AIM OF THE EXERCISE — Each record below should be repeated precisely as written.

INPUT RECORDS —
[start]

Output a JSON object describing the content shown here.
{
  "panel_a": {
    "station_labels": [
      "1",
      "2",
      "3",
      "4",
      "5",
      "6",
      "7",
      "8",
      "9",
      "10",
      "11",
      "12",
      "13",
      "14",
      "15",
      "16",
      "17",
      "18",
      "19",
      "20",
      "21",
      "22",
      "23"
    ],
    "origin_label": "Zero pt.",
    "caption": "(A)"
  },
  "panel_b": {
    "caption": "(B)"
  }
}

[end]

EXERCISE RESULT —
Output a JSON object describing the content shown here.
{
  "panel_a": {
    "station_labels": [
      "1",
      "2",
      "3",
      "4",
      "5",
      "6",
      "7",
      "8",
      "9",
      "10",
      "11",
      "12",
      "13",
      "14",
      "15",
      "16",
      "17",
      "18",
      "19",
      "20",
      "21",
      "22",
      "23"
    ],
    "origin_label": "Zero pt.",
    "caption": "(A)"
  },
  "panel_b": {
    "caption": "(B)"
  }
}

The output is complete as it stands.